### RECORDS SUPPLIED ###

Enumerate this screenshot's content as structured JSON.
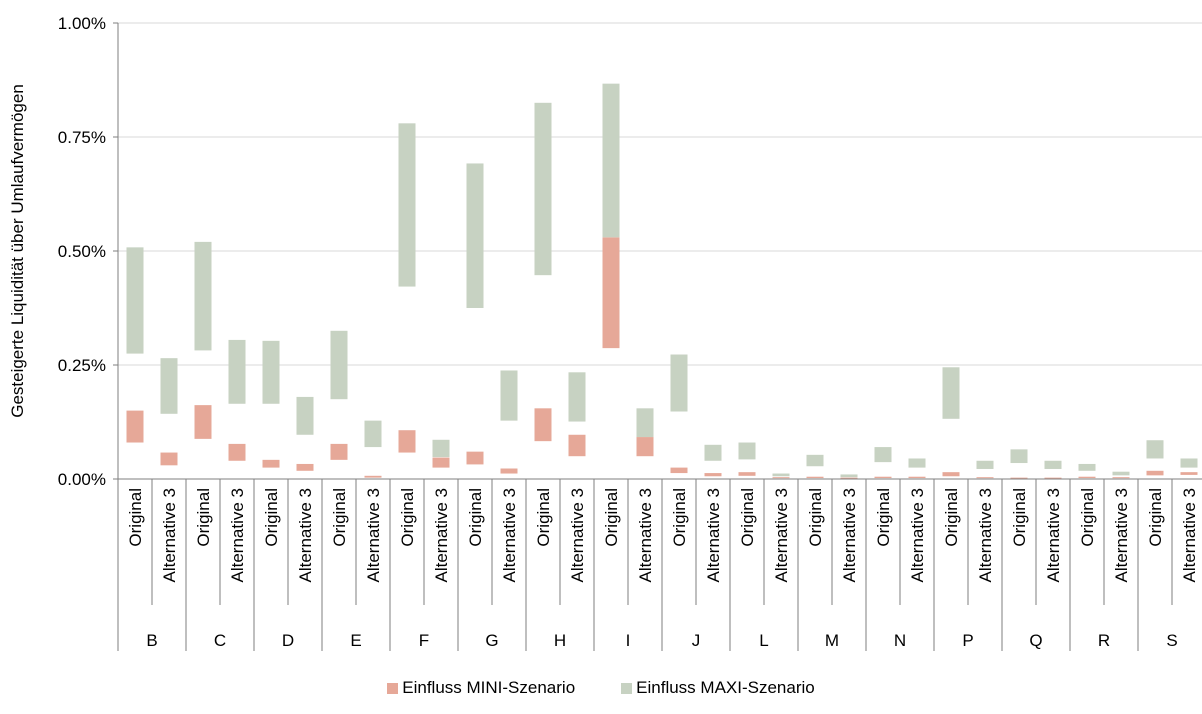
{
  "chart_data": {
    "type": "floating-stacked-bar",
    "ylabel": "Gesteigerte Liquidität über Umlaufvermögen",
    "yticks": [
      "0.00%",
      "0.25%",
      "0.50%",
      "0.75%",
      "1.00%"
    ],
    "ylim": [
      0,
      1.0
    ],
    "y_unit": "%",
    "grid": "horizontal",
    "legend_position": "bottom",
    "subcategory_labels": [
      "Original",
      "Alternative 3"
    ],
    "groups": [
      "B",
      "C",
      "D",
      "E",
      "F",
      "G",
      "H",
      "I",
      "J",
      "L",
      "M",
      "N",
      "P",
      "Q",
      "R",
      "S"
    ],
    "series": [
      {
        "name": "Einfluss MINI-Szenario",
        "color": "#e6a898",
        "ranges": [
          [
            0.08,
            0.15
          ],
          [
            0.03,
            0.058
          ],
          [
            0.088,
            0.162
          ],
          [
            0.04,
            0.077
          ],
          [
            0.025,
            0.042
          ],
          [
            0.018,
            0.033
          ],
          [
            0.042,
            0.077
          ],
          [
            0.003,
            0.007
          ],
          [
            0.058,
            0.107
          ],
          [
            0.025,
            0.047
          ],
          [
            0.032,
            0.06
          ],
          [
            0.012,
            0.023
          ],
          [
            0.083,
            0.155
          ],
          [
            0.05,
            0.097
          ],
          [
            0.287,
            0.53
          ],
          [
            0.05,
            0.092
          ],
          [
            0.013,
            0.025
          ],
          [
            0.006,
            0.013
          ],
          [
            0.007,
            0.015
          ],
          [
            0.002,
            0.004
          ],
          [
            0.002,
            0.005
          ],
          [
            0.001,
            0.003
          ],
          [
            0.002,
            0.005
          ],
          [
            0.002,
            0.005
          ],
          [
            0.006,
            0.015
          ],
          [
            0.002,
            0.004
          ],
          [
            0.001,
            0.003
          ],
          [
            0.001,
            0.003
          ],
          [
            0.002,
            0.005
          ],
          [
            0.002,
            0.004
          ],
          [
            0.008,
            0.018
          ],
          [
            0.009,
            0.015
          ]
        ]
      },
      {
        "name": "Einfluss MAXI-Szenario",
        "color": "#c7d2c2",
        "ranges": [
          [
            0.275,
            0.508
          ],
          [
            0.143,
            0.265
          ],
          [
            0.282,
            0.52
          ],
          [
            0.165,
            0.305
          ],
          [
            0.165,
            0.303
          ],
          [
            0.097,
            0.18
          ],
          [
            0.175,
            0.325
          ],
          [
            0.07,
            0.128
          ],
          [
            0.422,
            0.78
          ],
          [
            0.048,
            0.086
          ],
          [
            0.375,
            0.692
          ],
          [
            0.128,
            0.238
          ],
          [
            0.447,
            0.825
          ],
          [
            0.126,
            0.234
          ],
          [
            0.53,
            0.867
          ],
          [
            0.092,
            0.155
          ],
          [
            0.148,
            0.273
          ],
          [
            0.04,
            0.075
          ],
          [
            0.043,
            0.08
          ],
          [
            0.006,
            0.012
          ],
          [
            0.028,
            0.053
          ],
          [
            0.004,
            0.01
          ],
          [
            0.037,
            0.07
          ],
          [
            0.025,
            0.045
          ],
          [
            0.132,
            0.245
          ],
          [
            0.022,
            0.04
          ],
          [
            0.035,
            0.065
          ],
          [
            0.022,
            0.04
          ],
          [
            0.018,
            0.033
          ],
          [
            0.008,
            0.016
          ],
          [
            0.045,
            0.085
          ],
          [
            0.025,
            0.045
          ]
        ]
      }
    ]
  }
}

###

EXERCISE DETAILS = Look through the entries above; copy every line holding the string "Einfluss".

THE SOLUTION =
        "name": "Einfluss MINI-Szenario",
        "name": "Einfluss MAXI-Szenario",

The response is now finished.